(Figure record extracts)
-------------------------
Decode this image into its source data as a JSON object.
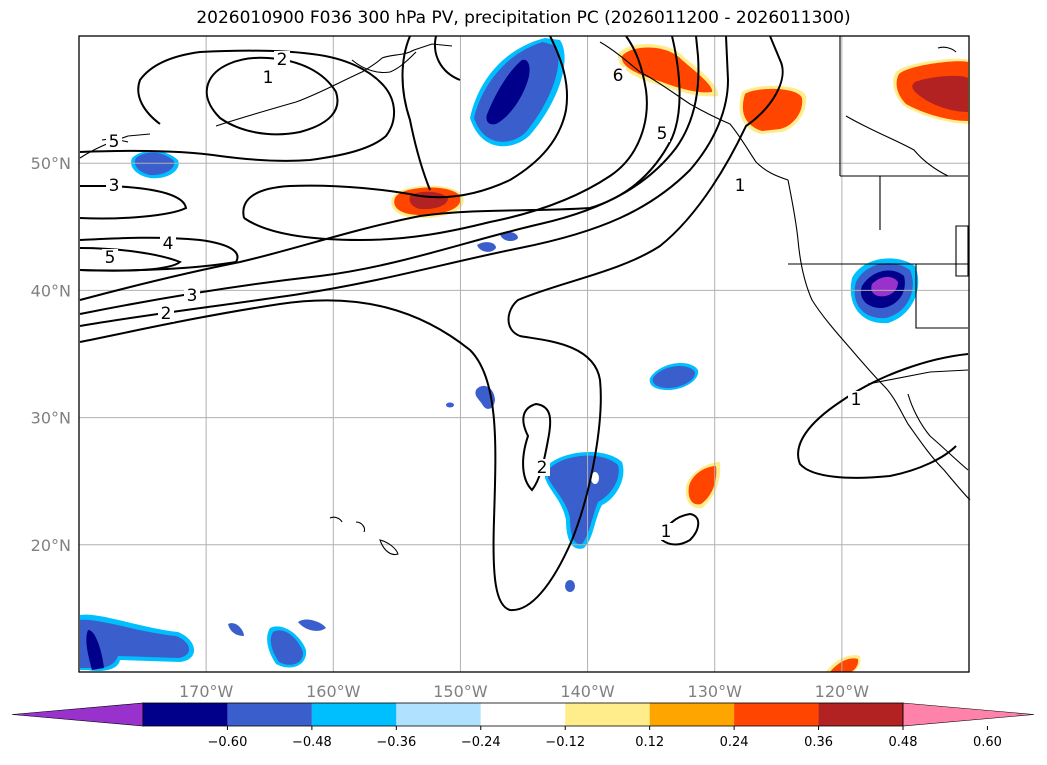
{
  "title": "2026010900 F036 300 hPa PV, precipitation PC (2026011200 - 2026011300)",
  "map": {
    "lon_range": [
      180,
      110
    ],
    "lat_range": [
      10,
      60
    ],
    "lat_ticks": [
      {
        "value": 50,
        "label": "50°N"
      },
      {
        "value": 40,
        "label": "40°N"
      },
      {
        "value": 30,
        "label": "30°N"
      },
      {
        "value": 20,
        "label": "20°N"
      }
    ],
    "lon_ticks": [
      {
        "value": 170,
        "label": "170°W"
      },
      {
        "value": 160,
        "label": "160°W"
      },
      {
        "value": 150,
        "label": "150°W"
      },
      {
        "value": 140,
        "label": "140°W"
      },
      {
        "value": 130,
        "label": "130°W"
      },
      {
        "value": 120,
        "label": "120°W"
      }
    ],
    "grid": true
  },
  "pv_contour_labels": [
    "1",
    "2",
    "2",
    "3",
    "3",
    "4",
    "5",
    "5",
    "5",
    "6",
    "1",
    "1",
    "1",
    "2"
  ],
  "colorbar": {
    "ticks": [
      "−0.60",
      "−0.48",
      "−0.36",
      "−0.24",
      "−0.12",
      "0.12",
      "0.24",
      "0.36",
      "0.48",
      "0.60"
    ],
    "colors": [
      "#9932cc",
      "#00008b",
      "#3a5fcd",
      "#00bfff",
      "#b0e2ff",
      "#ffffff",
      "#ffec8b",
      "#ffa500",
      "#ff4500",
      "#b22222",
      "#ff82ab"
    ]
  }
}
-------------------------
Task to complete: Copy each line of the records precisely and drop any images they hold.

Result for this task:
Decode this image into its source data as a JSON object.
{
  "title": "2026010900 F036 300 hPa PV, precipitation PC (2026011200 - 2026011300)",
  "map": {
    "lon_range": [
      180,
      110
    ],
    "lat_range": [
      10,
      60
    ],
    "lat_ticks": [
      {
        "value": 50,
        "label": "50°N"
      },
      {
        "value": 40,
        "label": "40°N"
      },
      {
        "value": 30,
        "label": "30°N"
      },
      {
        "value": 20,
        "label": "20°N"
      }
    ],
    "lon_ticks": [
      {
        "value": 170,
        "label": "170°W"
      },
      {
        "value": 160,
        "label": "160°W"
      },
      {
        "value": 150,
        "label": "150°W"
      },
      {
        "value": 140,
        "label": "140°W"
      },
      {
        "value": 130,
        "label": "130°W"
      },
      {
        "value": 120,
        "label": "120°W"
      }
    ],
    "grid": true
  },
  "pv_contour_labels": [
    "1",
    "2",
    "2",
    "3",
    "3",
    "4",
    "5",
    "5",
    "5",
    "6",
    "1",
    "1",
    "1",
    "2"
  ],
  "colorbar": {
    "ticks": [
      "−0.60",
      "−0.48",
      "−0.36",
      "−0.24",
      "−0.12",
      "0.12",
      "0.24",
      "0.36",
      "0.48",
      "0.60"
    ],
    "colors": [
      "#9932cc",
      "#00008b",
      "#3a5fcd",
      "#00bfff",
      "#b0e2ff",
      "#ffffff",
      "#ffec8b",
      "#ffa500",
      "#ff4500",
      "#b22222",
      "#ff82ab"
    ]
  }
}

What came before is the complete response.